▶ _RECORD EXCERPTS_
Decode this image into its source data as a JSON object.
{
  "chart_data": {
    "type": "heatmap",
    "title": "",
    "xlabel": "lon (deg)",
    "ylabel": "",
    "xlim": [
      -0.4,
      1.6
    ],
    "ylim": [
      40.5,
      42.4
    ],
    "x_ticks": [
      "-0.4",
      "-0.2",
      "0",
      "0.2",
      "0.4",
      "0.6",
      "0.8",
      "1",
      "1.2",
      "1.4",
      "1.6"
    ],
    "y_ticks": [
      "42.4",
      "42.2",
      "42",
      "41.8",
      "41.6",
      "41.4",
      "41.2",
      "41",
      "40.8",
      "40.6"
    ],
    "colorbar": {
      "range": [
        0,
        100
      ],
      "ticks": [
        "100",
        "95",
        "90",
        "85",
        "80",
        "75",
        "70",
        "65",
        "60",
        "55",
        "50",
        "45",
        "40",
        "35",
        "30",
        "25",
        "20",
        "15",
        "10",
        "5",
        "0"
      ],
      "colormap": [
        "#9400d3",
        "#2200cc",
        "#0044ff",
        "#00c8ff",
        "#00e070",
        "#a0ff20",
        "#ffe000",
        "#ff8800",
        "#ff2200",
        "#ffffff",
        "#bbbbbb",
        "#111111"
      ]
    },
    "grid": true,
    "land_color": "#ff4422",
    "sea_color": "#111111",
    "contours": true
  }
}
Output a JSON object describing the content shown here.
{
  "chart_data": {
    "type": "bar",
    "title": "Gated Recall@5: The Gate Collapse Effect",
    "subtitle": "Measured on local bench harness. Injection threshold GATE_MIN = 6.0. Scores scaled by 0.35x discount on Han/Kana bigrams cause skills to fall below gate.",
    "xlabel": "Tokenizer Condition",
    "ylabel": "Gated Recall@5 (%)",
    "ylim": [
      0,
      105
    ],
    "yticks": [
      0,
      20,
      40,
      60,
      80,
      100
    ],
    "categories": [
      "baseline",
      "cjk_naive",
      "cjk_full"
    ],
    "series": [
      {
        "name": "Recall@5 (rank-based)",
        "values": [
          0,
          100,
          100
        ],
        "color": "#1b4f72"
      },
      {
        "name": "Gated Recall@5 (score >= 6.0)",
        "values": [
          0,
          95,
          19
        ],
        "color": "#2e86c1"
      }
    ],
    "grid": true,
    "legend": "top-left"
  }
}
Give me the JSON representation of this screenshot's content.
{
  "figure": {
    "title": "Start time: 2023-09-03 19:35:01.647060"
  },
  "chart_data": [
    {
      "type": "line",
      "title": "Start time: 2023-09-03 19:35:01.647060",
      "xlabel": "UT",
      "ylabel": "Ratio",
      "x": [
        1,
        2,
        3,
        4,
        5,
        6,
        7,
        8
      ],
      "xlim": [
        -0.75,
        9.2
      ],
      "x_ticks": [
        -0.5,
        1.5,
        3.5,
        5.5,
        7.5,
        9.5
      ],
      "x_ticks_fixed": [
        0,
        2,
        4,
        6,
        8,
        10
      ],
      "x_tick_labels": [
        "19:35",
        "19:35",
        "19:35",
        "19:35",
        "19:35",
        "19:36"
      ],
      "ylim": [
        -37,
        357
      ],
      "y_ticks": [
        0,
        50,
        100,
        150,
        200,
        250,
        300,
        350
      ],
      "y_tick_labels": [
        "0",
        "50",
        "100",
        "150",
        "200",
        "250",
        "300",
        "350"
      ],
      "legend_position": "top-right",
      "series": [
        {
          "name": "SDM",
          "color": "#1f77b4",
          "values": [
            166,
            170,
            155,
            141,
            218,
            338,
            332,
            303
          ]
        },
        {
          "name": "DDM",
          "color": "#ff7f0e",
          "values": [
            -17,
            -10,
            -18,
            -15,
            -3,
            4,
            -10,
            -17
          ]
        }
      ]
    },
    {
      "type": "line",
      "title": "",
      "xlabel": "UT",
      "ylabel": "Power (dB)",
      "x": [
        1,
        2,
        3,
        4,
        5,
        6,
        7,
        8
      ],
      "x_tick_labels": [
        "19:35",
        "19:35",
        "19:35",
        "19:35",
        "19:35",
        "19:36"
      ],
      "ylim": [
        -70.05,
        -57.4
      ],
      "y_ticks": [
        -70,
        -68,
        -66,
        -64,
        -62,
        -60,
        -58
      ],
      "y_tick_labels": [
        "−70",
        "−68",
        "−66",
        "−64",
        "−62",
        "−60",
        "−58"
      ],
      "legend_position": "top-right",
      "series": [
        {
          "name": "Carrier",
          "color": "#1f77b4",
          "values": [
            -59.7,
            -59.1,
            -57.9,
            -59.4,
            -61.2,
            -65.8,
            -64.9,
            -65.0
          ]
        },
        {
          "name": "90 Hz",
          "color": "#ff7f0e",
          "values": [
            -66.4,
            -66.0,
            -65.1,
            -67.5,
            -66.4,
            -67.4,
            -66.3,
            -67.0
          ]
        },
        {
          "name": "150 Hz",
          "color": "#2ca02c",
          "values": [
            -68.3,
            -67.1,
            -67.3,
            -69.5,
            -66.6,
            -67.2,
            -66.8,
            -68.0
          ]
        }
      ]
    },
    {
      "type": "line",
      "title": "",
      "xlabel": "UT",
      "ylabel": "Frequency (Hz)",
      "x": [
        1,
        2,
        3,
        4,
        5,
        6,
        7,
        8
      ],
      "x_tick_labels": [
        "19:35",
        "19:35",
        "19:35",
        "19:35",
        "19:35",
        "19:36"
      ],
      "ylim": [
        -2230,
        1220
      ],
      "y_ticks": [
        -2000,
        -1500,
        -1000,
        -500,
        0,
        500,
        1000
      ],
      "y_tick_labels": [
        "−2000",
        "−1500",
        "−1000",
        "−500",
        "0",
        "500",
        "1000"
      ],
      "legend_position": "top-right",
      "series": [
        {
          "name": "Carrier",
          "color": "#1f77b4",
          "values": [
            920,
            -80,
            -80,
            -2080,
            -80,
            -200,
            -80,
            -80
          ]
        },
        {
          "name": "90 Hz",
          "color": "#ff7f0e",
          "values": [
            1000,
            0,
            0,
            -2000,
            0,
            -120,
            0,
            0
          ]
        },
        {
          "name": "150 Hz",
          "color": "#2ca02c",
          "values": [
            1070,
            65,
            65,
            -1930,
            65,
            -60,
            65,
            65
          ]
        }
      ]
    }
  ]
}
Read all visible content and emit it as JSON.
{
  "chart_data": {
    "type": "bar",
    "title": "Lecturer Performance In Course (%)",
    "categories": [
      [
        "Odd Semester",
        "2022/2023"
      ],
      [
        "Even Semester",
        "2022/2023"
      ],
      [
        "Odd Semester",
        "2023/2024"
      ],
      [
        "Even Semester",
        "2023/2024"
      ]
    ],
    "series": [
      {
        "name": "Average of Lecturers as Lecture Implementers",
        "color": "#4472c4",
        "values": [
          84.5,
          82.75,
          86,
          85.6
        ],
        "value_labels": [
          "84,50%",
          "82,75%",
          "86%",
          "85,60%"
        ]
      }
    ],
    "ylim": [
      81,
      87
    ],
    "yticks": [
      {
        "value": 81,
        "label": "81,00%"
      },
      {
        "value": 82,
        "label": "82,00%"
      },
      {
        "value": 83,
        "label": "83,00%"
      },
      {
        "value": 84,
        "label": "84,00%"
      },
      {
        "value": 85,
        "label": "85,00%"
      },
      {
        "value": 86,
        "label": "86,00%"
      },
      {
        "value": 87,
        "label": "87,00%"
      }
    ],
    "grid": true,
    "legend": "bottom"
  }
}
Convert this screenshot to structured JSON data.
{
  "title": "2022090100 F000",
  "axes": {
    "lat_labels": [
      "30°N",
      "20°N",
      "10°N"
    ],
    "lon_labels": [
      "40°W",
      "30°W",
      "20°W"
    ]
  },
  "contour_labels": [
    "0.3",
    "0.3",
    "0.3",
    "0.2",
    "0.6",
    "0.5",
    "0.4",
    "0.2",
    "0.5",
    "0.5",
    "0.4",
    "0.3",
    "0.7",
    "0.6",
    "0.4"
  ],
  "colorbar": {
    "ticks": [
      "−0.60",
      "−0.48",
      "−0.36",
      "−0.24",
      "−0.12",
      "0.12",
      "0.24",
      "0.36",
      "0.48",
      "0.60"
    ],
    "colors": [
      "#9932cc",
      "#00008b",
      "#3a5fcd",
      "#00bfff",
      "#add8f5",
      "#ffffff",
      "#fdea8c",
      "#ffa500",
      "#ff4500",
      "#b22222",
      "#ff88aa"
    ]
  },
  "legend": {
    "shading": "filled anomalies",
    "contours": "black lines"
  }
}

▶ _EXERCISE DESCRIPTION_
Copy out each line of the records that holds the string "JSON".

▶ _COMPLETED TASK_
Decode this image into its source data as a JSON object.
Output a JSON object describing the content shown here.
Give me the JSON representation of this screenshot's content.
Read all visible content and emit it as JSON.
Convert this screenshot to structured JSON data.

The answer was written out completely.